§ What is being asked: Transcribe everything in the data word for word. Pictures are left out.

§ Data for this task:
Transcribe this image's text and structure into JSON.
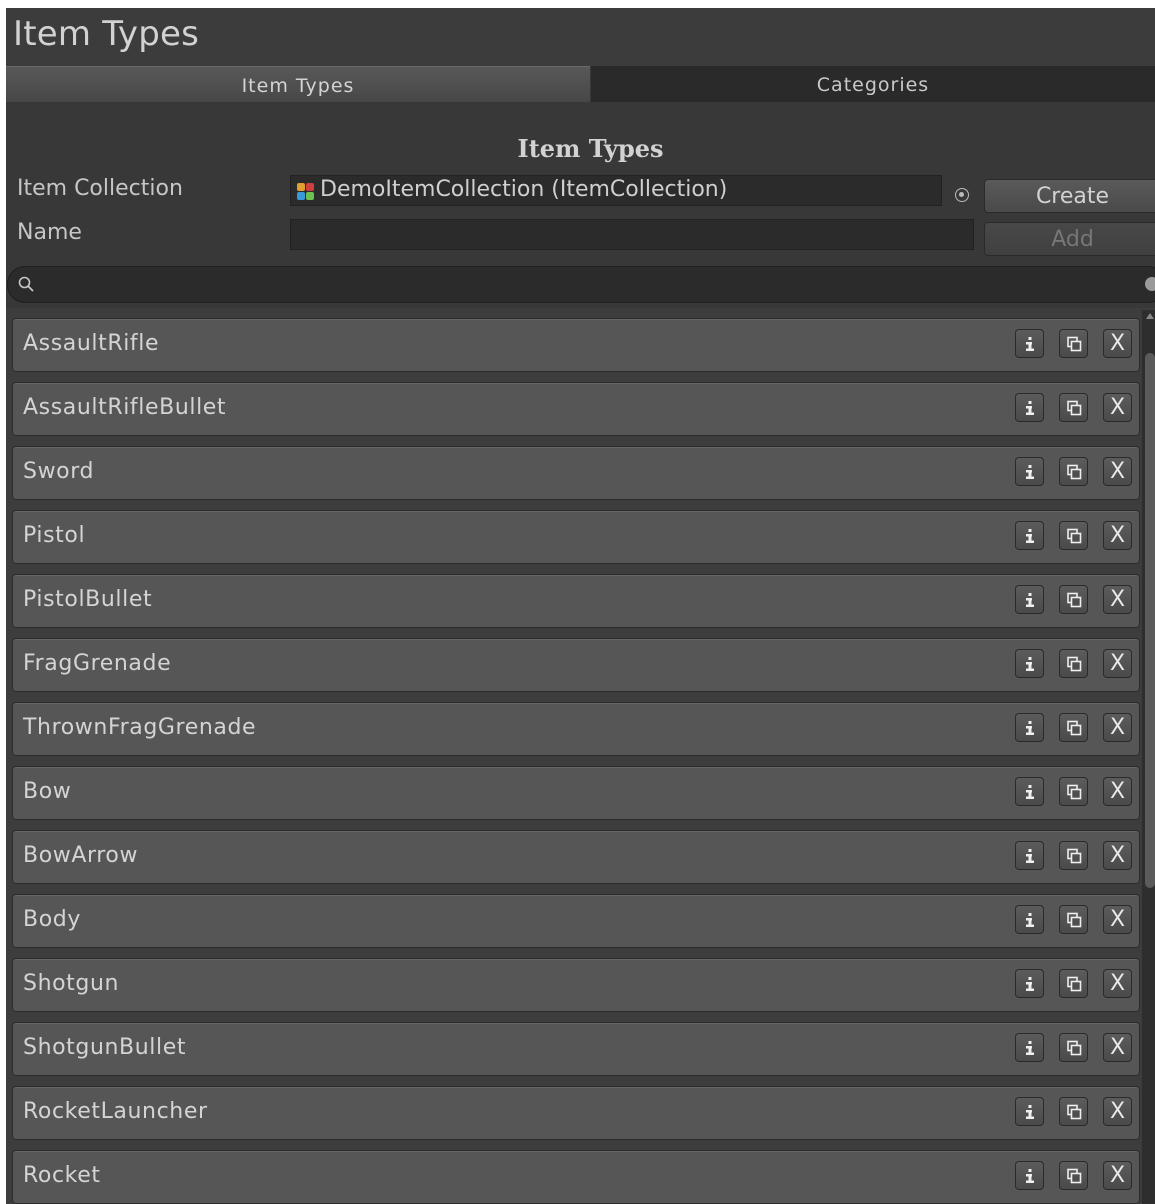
{
  "window": {
    "title": "Item Types"
  },
  "tabs": [
    {
      "label": "Item Types",
      "active": true
    },
    {
      "label": "Categories",
      "active": false
    }
  ],
  "section": {
    "heading": "Item Types"
  },
  "form": {
    "collection_label": "Item Collection",
    "collection_value": "DemoItemCollection (ItemCollection)",
    "name_label": "Name",
    "name_value": "",
    "create_label": "Create",
    "add_label": "Add"
  },
  "search": {
    "value": "",
    "icon": "search-icon"
  },
  "items": [
    {
      "label": "AssaultRifle"
    },
    {
      "label": "AssaultRifleBullet"
    },
    {
      "label": "Sword"
    },
    {
      "label": "Pistol"
    },
    {
      "label": "PistolBullet"
    },
    {
      "label": "FragGrenade"
    },
    {
      "label": "ThrownFragGrenade"
    },
    {
      "label": "Bow"
    },
    {
      "label": "BowArrow"
    },
    {
      "label": "Body"
    },
    {
      "label": "Shotgun"
    },
    {
      "label": "ShotgunBullet"
    },
    {
      "label": "RocketLauncher"
    },
    {
      "label": "Rocket"
    }
  ],
  "row_actions": {
    "info_icon": "info-icon",
    "duplicate_icon": "duplicate-icon",
    "remove_label": "X"
  },
  "colors": {
    "background": "#383838",
    "row": "#565656",
    "field": "#2b2b2b",
    "inactive_tab": "#2a2a2a"
  }
}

§ Task solution:
Transcribe this image's text and structure into JSON.
{
  "window": {
    "title": "Item Types"
  },
  "tabs": [
    {
      "label": "Item Types",
      "active": true
    },
    {
      "label": "Categories",
      "active": false
    }
  ],
  "section": {
    "heading": "Item Types"
  },
  "form": {
    "collection_label": "Item Collection",
    "collection_value": "DemoItemCollection (ItemCollection)",
    "name_label": "Name",
    "name_value": "",
    "create_label": "Create",
    "add_label": "Add"
  },
  "search": {
    "value": "",
    "icon": "search-icon"
  },
  "items": [
    {
      "label": "AssaultRifle"
    },
    {
      "label": "AssaultRifleBullet"
    },
    {
      "label": "Sword"
    },
    {
      "label": "Pistol"
    },
    {
      "label": "PistolBullet"
    },
    {
      "label": "FragGrenade"
    },
    {
      "label": "ThrownFragGrenade"
    },
    {
      "label": "Bow"
    },
    {
      "label": "BowArrow"
    },
    {
      "label": "Body"
    },
    {
      "label": "Shotgun"
    },
    {
      "label": "ShotgunBullet"
    },
    {
      "label": "RocketLauncher"
    },
    {
      "label": "Rocket"
    }
  ],
  "row_actions": {
    "info_icon": "info-icon",
    "duplicate_icon": "duplicate-icon",
    "remove_label": "X"
  },
  "colors": {
    "background": "#383838",
    "row": "#565656",
    "field": "#2b2b2b",
    "inactive_tab": "#2a2a2a"
  }
}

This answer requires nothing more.